### Consegna A
Riduci a un elenco puntato il paragrafo dell'estratto che comincia con "Lippi è molto noto", conservandone i fatti principali.
### Consegna B
Trascrivi senza modifiche un brano dell'estratto. Parti dalle parole che contengono "A proposito, il" e fermati dopo "di ogni cinese.".

### Estratto del documento
"""

A proposito, il grande allenatore italiano Fabio Capello siede sulla panchina del Jiangsu Suning. Come viene vissuto il calcio in Cina? Qual è lo sport nazionale?

«Lippi è molto noto. I cinesi sanno bene che il campionato italiano è forse il migliore del mondo, e gli appassionati, lo seguono, e girano con magliette di Juve, Milan e Napoli (la partita disputata a Pechino, e vinta, ha reso il Napoli famosissimo). E ora anche Salernitana, quella la porto io in giro. Lo sport più amato è il basket, ma ovviamente le arti marziali sono molto praticate, anche da anziani, che vedi la mattina alle 6 nei parchi o per le strade con spade, ventagli e fruste. Ma credo che, più che come sport, alcune di queste facciano proprio parte della vita quotidiana di ogni cinese.

In Cina sono lesi i diritti democratici e la libertà?

«Onestamente non so se in quest’era si possa più parlare di diritti democratici. Voglio dire, se sai che il tuo governo manipola le informazioni allora sei consapevole che quello che leggi probabilmente non è del tutto vero, dunque ti ingegni per cercare altre fonti, che poi trovi, perché alla fine la censura di internet è bypassabile con i VPN. Molti cinesi hanno Facebook, ma non lo usano perché non parlano inglese, e preferiscono Weibo. Ma cosa succede quando, come accade nel nostro paese, siamo convinti che le informazioni siano vere, o quando le fonti siano così tante e distanti, e ognuno si sceglie il giornale, il blog, il pagliaccio di riferimento come lente per leggere la realtà? Non credo sia libertà neanche questa. La pena di morte c’è ancora, in alcuni casi bypassabile pagando, ma credo che col tempo ci si libererà anche di questa misura estrema, che ovviamente personalmente aborro. Per il resto, ripeto, parliamo di un paese immenso, con una popolazione bambina, che infrange continuamente le regole, da quelle stradali a qualsiasi altro tipo, ingovernabile. Giudicare dall’alto delle nostre conquiste civili e sociali, che poi abbiamo violentato, non aiuta a comprendere questo paese, e fare muro a una delle più grandi potenze economiche mondiali e culla di una civiltà antichissima usando la bandiera dei diritti è davvero da ipocriti e ottusi».

"""

Annotazioni degli elementi di pagina
"""

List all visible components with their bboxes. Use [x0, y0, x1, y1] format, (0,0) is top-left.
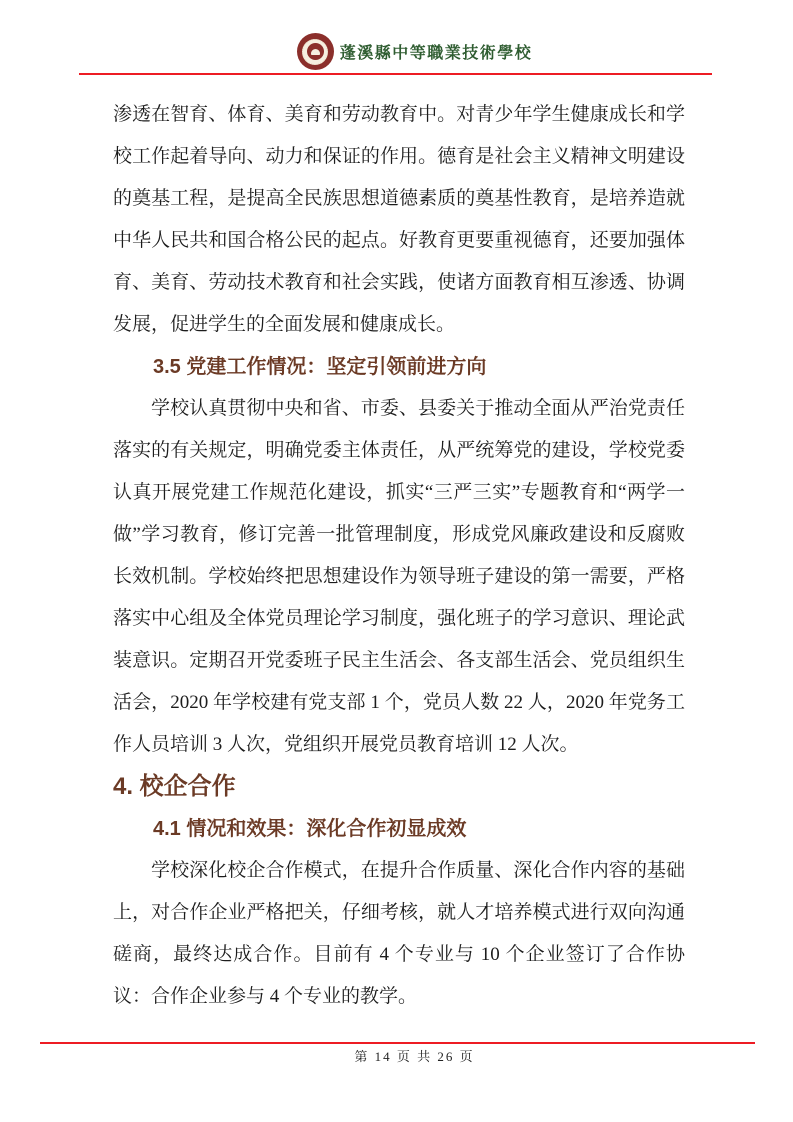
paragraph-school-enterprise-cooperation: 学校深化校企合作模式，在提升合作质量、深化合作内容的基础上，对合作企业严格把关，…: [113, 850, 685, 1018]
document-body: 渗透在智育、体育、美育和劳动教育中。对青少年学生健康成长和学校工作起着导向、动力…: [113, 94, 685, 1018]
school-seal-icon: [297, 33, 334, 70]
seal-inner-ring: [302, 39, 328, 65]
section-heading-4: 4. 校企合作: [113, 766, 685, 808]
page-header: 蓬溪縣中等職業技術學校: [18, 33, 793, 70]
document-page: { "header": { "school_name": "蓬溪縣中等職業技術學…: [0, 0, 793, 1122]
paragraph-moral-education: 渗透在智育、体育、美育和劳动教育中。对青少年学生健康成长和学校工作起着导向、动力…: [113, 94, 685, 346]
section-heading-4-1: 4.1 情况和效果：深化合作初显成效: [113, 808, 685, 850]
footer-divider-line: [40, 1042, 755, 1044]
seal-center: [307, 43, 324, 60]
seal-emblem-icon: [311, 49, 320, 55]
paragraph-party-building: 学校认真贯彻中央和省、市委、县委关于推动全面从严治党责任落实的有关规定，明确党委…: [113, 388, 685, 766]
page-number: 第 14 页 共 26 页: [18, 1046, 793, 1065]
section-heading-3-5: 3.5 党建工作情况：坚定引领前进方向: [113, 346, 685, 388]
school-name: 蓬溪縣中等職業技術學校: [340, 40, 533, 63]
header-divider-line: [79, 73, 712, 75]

"""
"""

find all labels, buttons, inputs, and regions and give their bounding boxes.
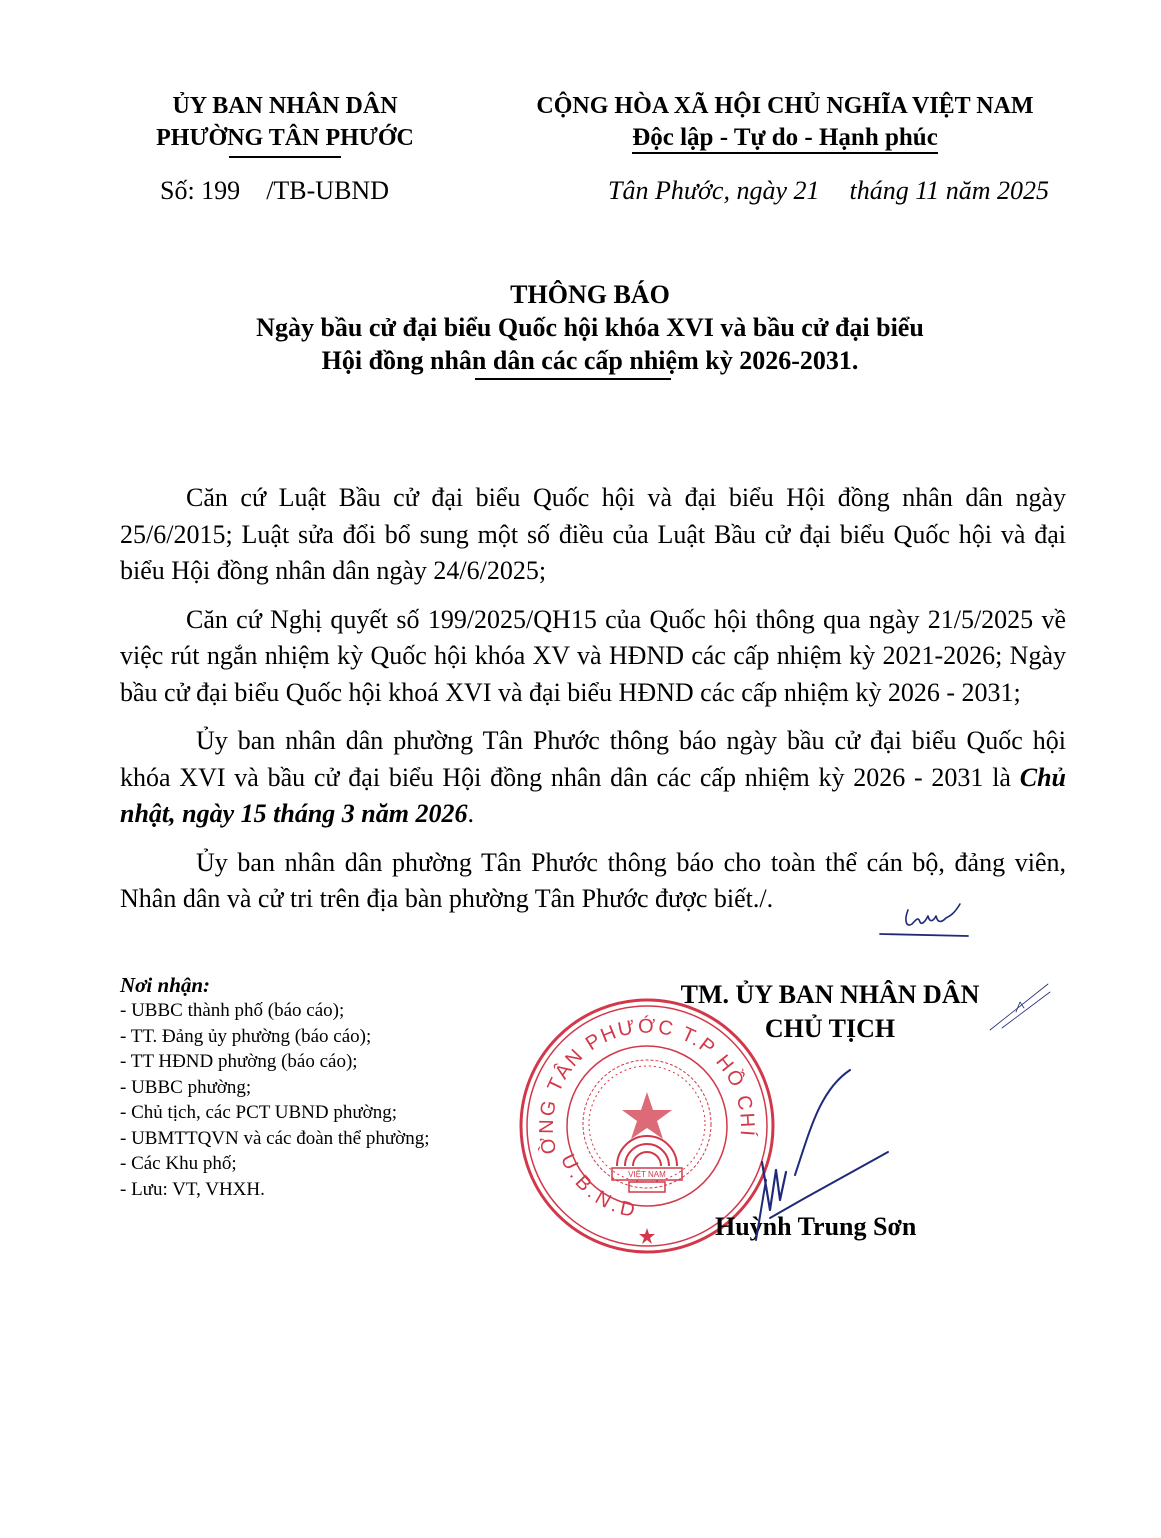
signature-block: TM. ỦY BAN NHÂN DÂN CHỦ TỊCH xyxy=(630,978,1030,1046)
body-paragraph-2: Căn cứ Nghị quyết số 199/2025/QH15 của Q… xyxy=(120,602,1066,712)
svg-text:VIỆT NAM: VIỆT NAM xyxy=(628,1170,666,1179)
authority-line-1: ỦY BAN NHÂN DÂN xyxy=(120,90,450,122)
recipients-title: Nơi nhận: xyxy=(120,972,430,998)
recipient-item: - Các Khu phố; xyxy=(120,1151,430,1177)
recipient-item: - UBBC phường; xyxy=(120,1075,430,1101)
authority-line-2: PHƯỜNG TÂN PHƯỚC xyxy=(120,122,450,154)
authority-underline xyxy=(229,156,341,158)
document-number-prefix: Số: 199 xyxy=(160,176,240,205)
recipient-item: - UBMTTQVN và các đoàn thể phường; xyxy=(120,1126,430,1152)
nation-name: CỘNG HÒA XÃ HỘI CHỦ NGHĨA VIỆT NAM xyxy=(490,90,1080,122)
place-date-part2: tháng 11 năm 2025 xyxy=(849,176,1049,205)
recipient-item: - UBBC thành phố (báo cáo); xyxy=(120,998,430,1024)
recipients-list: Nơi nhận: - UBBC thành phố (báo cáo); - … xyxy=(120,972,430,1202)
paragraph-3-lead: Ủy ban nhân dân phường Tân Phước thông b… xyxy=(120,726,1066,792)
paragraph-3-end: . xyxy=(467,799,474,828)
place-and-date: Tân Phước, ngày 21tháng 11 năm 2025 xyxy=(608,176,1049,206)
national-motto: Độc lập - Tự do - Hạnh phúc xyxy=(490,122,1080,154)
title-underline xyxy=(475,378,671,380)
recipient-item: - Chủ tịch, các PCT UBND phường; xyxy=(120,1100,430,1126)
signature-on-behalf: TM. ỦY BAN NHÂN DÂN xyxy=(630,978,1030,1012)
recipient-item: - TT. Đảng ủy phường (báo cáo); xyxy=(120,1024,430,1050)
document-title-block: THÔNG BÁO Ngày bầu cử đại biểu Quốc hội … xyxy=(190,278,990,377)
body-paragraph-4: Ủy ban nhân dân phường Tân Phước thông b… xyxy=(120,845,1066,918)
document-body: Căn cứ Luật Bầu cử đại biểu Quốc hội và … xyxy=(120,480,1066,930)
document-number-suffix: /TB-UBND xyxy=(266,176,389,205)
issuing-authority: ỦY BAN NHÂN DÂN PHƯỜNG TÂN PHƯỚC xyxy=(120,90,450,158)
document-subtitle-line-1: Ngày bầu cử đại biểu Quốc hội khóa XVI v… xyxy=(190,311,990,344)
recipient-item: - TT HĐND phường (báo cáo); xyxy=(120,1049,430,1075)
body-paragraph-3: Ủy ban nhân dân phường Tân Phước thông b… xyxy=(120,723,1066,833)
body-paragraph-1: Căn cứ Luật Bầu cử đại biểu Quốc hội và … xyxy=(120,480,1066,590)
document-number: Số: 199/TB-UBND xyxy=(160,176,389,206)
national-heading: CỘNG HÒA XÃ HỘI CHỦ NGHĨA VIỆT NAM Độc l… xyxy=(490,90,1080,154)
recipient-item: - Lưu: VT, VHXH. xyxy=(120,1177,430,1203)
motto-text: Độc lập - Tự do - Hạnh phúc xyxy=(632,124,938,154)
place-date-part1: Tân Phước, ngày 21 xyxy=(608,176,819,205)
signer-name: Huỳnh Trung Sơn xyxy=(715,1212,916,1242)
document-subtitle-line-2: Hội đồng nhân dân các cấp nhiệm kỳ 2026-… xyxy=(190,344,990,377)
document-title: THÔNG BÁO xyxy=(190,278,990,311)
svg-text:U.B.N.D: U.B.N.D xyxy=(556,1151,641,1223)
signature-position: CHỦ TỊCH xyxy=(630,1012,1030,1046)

"""

### Svolgimento A
- Lippi è molto noto in Cina.
- I cinesi sanno che il campionato italiano è forse il migliore del mondo. Gli appassionati lo seguono e girano con magliette di Juve, Milan e Napoli.
- Il Napoli è diventato famosissimo grazie alla partita disputata e vinta a Pechino. Ora in giro si vede anche la maglia della Salernitana, portata da chi parla.
- Lo sport più amato è il basket.
- Le arti marziali sono molto praticate, anche da anziani. Li si vede la mattina alle 6 nei parchi o per le strade con spade, ventagli e fruste.
- Chi parla ritiene che alcune di queste discipline facciano parte della vita quotidiana di ogni cinese, più che essere sport.

### Svolgimento B
A proposito, il grande allenatore italiano Fabio Capello siede sulla panchina del Jiangsu Suning. Come viene vissuto il calcio in Cina? Qual è lo sport nazionale?

«Lippi è molto noto. I cinesi sanno bene che il campionato italiano è forse il migliore del mondo, e gli appassionati, lo seguono, e girano con magliette di Juve, Milan e Napoli (la partita disputata a Pechino, e vinta, ha reso il Napoli famosissimo). E ora anche Salernitana, quella la porto io in giro. Lo sport più amato è il basket, ma ovviamente le arti marziali sono molto praticate, anche da anziani, che vedi la mattina alle 6 nei parchi o per le strade con spade, ventagli e fruste. Ma credo che, più che come sport, alcune di queste facciano proprio parte della vita quotidiana di ogni cinese.